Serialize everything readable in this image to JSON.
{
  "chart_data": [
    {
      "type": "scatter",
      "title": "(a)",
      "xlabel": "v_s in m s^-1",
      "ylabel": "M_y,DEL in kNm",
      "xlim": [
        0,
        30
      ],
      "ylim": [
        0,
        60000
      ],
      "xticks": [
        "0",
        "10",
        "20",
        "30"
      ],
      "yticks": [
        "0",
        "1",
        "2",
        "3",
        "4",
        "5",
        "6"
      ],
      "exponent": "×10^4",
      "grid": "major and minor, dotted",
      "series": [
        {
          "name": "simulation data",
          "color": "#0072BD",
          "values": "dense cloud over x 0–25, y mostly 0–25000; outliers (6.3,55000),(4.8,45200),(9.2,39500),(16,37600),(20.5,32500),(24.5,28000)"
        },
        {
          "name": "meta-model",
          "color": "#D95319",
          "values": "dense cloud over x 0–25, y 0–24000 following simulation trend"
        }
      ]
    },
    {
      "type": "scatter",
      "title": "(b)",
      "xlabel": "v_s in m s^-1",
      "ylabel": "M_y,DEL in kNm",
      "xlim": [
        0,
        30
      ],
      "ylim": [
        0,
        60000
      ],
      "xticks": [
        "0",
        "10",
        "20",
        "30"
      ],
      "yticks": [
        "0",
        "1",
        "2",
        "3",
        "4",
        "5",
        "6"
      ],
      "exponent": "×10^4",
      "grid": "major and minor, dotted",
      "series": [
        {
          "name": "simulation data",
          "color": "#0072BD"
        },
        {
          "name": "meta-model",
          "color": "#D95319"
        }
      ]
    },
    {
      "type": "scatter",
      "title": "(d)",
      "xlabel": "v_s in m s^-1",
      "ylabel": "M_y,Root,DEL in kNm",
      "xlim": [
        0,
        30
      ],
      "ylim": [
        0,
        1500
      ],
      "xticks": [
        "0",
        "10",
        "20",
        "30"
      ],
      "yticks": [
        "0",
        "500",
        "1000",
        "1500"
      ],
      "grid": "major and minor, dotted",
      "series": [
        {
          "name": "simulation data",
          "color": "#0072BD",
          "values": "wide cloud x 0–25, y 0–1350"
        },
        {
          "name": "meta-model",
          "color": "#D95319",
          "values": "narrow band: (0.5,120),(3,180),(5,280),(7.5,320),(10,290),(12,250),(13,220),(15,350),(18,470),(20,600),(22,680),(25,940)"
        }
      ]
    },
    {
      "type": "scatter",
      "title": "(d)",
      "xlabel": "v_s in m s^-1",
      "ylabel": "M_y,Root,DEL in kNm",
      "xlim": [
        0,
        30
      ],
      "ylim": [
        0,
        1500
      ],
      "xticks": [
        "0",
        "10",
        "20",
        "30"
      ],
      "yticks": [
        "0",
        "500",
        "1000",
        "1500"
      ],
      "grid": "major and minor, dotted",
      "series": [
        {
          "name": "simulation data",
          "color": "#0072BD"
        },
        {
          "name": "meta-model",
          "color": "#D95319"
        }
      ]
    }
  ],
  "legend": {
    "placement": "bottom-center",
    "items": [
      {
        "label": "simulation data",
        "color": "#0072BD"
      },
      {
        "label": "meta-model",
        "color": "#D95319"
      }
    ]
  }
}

┄┄┄┄┄┄┄┄┄┄

## TASK REQUIREMENTS
Find the word "dense" in the material, then list each line that holds it.

## SOLUTION FOR THIS PROBLEM
          "values": "dense cloud over x 0–25, y mostly 0–25000; outliers (6.3,55000),(4.8,45200),(9.2,39500),(16,37600),(20.5,32500),(24.5,28000)"
          "values": "dense cloud over x 0–25, y 0–24000 following simulation trend"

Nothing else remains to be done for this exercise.